> **Exercise goal**
Images are excluded; otherwise, output every record exactly.

____ Source material

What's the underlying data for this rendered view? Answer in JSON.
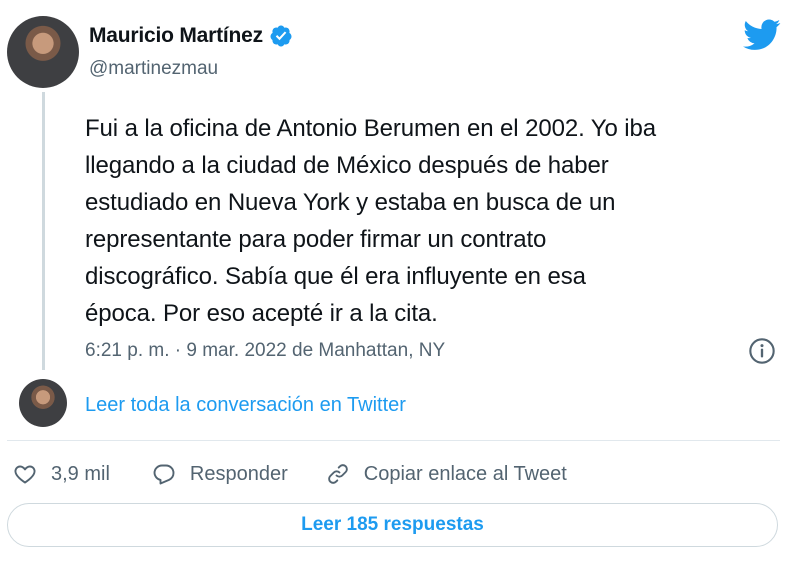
{
  "author": {
    "name": "Mauricio Martínez",
    "handle": "@martinezmau"
  },
  "tweet": {
    "text": "Fui a la oficina de Antonio Berumen en el 2002. Yo iba\nllegando a la ciudad de México después de haber\nestudiado en Nueva York y estaba en busca de un\nrepresentante para poder firmar un contrato\ndiscográfico. Sabía que él era influyente en esa\népoca. Por eso acepté ir a la cita.",
    "timestamp": "6:21 p. m. · 9 mar. 2022 de Manhattan, NY"
  },
  "thread": {
    "read_conversation": "Leer toda la conversación en Twitter"
  },
  "actions": {
    "likes": "3,9 mil",
    "reply": "Responder",
    "copy_link": "Copiar enlace al Tweet"
  },
  "replies_button": "Leer 185 respuestas",
  "colors": {
    "accent": "#1d9bf0",
    "secondary_text": "#536471",
    "primary_text": "#0f1419"
  },
  "icons": [
    "verified-badge-icon",
    "twitter-bird-icon",
    "info-icon",
    "heart-icon",
    "reply-bubble-icon",
    "link-icon"
  ]
}
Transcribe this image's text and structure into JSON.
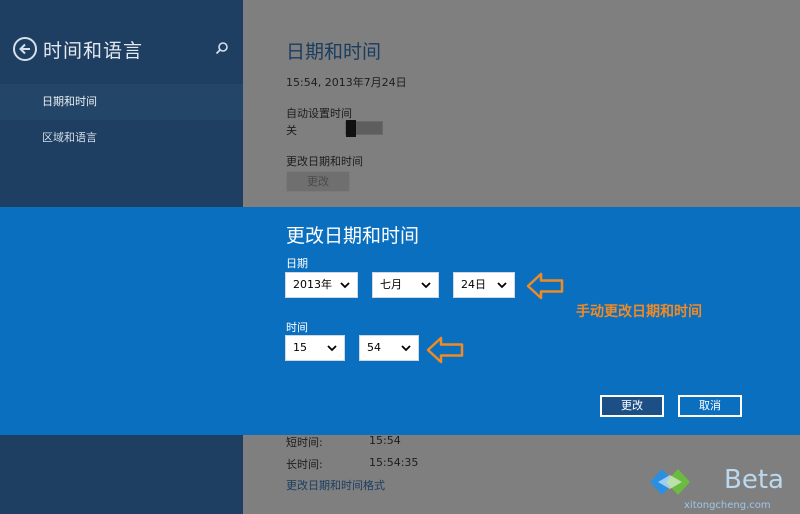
{
  "sidebar": {
    "title": "时间和语言",
    "items": [
      {
        "label": "日期和时间",
        "active": true
      },
      {
        "label": "区域和语言",
        "active": false
      }
    ]
  },
  "main": {
    "title": "日期和时间",
    "current_datetime": "15:54, 2013年7月24日",
    "auto_set_label": "自动设置时间",
    "auto_set_state": "关",
    "change_label": "更改日期和时间",
    "change_button": "更改",
    "short_time_label": "短时间:",
    "short_time_value": "15:54",
    "long_time_label": "长时间:",
    "long_time_value": "15:54:35",
    "format_link": "更改日期和时间格式"
  },
  "dialog": {
    "title": "更改日期和时间",
    "date_label": "日期",
    "year": "2013年",
    "month": "七月",
    "day": "24日",
    "time_label": "时间",
    "hour": "15",
    "minute": "54",
    "ok_button": "更改",
    "cancel_button": "取消"
  },
  "annotation": "手动更改日期和时间",
  "watermark": {
    "text": "Beta",
    "sub": "xitongcheng.com"
  },
  "colors": {
    "dialog_bg": "#0b6fc0",
    "sidebar_bg": "#1e3f62",
    "dim_bg": "#7f7f7f",
    "annotation": "#f08a24"
  }
}
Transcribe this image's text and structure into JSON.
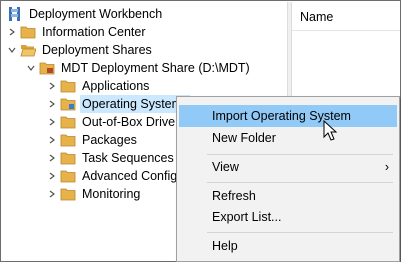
{
  "tree": {
    "root": {
      "label": "Deployment Workbench",
      "icon": "workbench-icon"
    },
    "information_center": {
      "label": "Information Center",
      "icon": "folder-icon"
    },
    "deployment_shares": {
      "label": "Deployment Shares",
      "icon": "folder-open-icon"
    },
    "mdt_share": {
      "label": "MDT Deployment Share (D:\\MDT)",
      "icon": "deployment-share-icon"
    },
    "children": [
      {
        "label": "Applications",
        "icon": "folder-icon"
      },
      {
        "label": "Operating Systems",
        "icon": "folder-icon",
        "selected": true
      },
      {
        "label": "Out-of-Box Drivers",
        "icon": "folder-icon"
      },
      {
        "label": "Packages",
        "icon": "folder-icon"
      },
      {
        "label": "Task Sequences",
        "icon": "folder-icon"
      },
      {
        "label": "Advanced Configuration",
        "icon": "folder-icon"
      },
      {
        "label": "Monitoring",
        "icon": "folder-icon"
      }
    ]
  },
  "list": {
    "column_header": "Name"
  },
  "context_menu": {
    "items": [
      {
        "label": "Import Operating System",
        "highlighted": true
      },
      {
        "label": "New Folder"
      },
      {
        "label": "View",
        "submenu_glyph": "›"
      },
      {
        "label": "Refresh"
      },
      {
        "label": "Export List..."
      },
      {
        "label": "Help"
      }
    ]
  },
  "colors": {
    "menu_highlight": "#91c9f7",
    "selection": "#cce8ff",
    "folder": "#e8b24b"
  }
}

________

> **Correct output**
What's the underlying data for this rendered view? Answer in JSON.
{
  "author": {
    "name": "Mauricio Martínez",
    "handle": "@martinezmau"
  },
  "tweet": {
    "text": "Fui a la oficina de Antonio Berumen en el 2002. Yo iba\nllegando a la ciudad de México después de haber\nestudiado en Nueva York y estaba en busca de un\nrepresentante para poder firmar un contrato\ndiscográfico. Sabía que él era influyente en esa\népoca. Por eso acepté ir a la cita.",
    "timestamp": "6:21 p. m. · 9 mar. 2022 de Manhattan, NY"
  },
  "thread": {
    "read_conversation": "Leer toda la conversación en Twitter"
  },
  "actions": {
    "likes": "3,9 mil",
    "reply": "Responder",
    "copy_link": "Copiar enlace al Tweet"
  },
  "replies_button": "Leer 185 respuestas",
  "colors": {
    "accent": "#1d9bf0",
    "secondary_text": "#536471",
    "primary_text": "#0f1419"
  },
  "icons": [
    "verified-badge-icon",
    "twitter-bird-icon",
    "info-icon",
    "heart-icon",
    "reply-bubble-icon",
    "link-icon"
  ]
}
Transcribe this image's text and structure into JSON.
{
  "sidebar": {
    "title": "时间和语言",
    "items": [
      {
        "label": "日期和时间",
        "active": true
      },
      {
        "label": "区域和语言",
        "active": false
      }
    ]
  },
  "main": {
    "title": "日期和时间",
    "current_datetime": "15:54, 2013年7月24日",
    "auto_set_label": "自动设置时间",
    "auto_set_state": "关",
    "change_label": "更改日期和时间",
    "change_button": "更改",
    "short_time_label": "短时间:",
    "short_time_value": "15:54",
    "long_time_label": "长时间:",
    "long_time_value": "15:54:35",
    "format_link": "更改日期和时间格式"
  },
  "dialog": {
    "title": "更改日期和时间",
    "date_label": "日期",
    "year": "2013年",
    "month": "七月",
    "day": "24日",
    "time_label": "时间",
    "hour": "15",
    "minute": "54",
    "ok_button": "更改",
    "cancel_button": "取消"
  },
  "annotation": "手动更改日期和时间",
  "watermark": {
    "text": "Beta",
    "sub": "xitongcheng.com"
  },
  "colors": {
    "dialog_bg": "#0b6fc0",
    "sidebar_bg": "#1e3f62",
    "dim_bg": "#7f7f7f",
    "annotation": "#f08a24"
  }
}
Transcribe this image's text and structure into JSON.
{
  "tree": {
    "root": {
      "label": "Deployment Workbench",
      "icon": "workbench-icon"
    },
    "information_center": {
      "label": "Information Center",
      "icon": "folder-icon"
    },
    "deployment_shares": {
      "label": "Deployment Shares",
      "icon": "folder-open-icon"
    },
    "mdt_share": {
      "label": "MDT Deployment Share (D:\\MDT)",
      "icon": "deployment-share-icon"
    },
    "children": [
      {
        "label": "Applications",
        "icon": "folder-icon"
      },
      {
        "label": "Operating Systems",
        "icon": "folder-icon",
        "selected": true
      },
      {
        "label": "Out-of-Box Drivers",
        "icon": "folder-icon"
      },
      {
        "label": "Packages",
        "icon": "folder-icon"
      },
      {
        "label": "Task Sequences",
        "icon": "folder-icon"
      },
      {
        "label": "Advanced Configuration",
        "icon": "folder-icon"
      },
      {
        "label": "Monitoring",
        "icon": "folder-icon"
      }
    ]
  },
  "list": {
    "column_header": "Name"
  },
  "context_menu": {
    "items": [
      {
        "label": "Import Operating System",
        "highlighted": true
      },
      {
        "label": "New Folder"
      },
      {
        "label": "View",
        "submenu_glyph": "›"
      },
      {
        "label": "Refresh"
      },
      {
        "label": "Export List..."
      },
      {
        "label": "Help"
      }
    ]
  },
  "colors": {
    "menu_highlight": "#91c9f7",
    "selection": "#cce8ff",
    "folder": "#e8b24b"
  }
}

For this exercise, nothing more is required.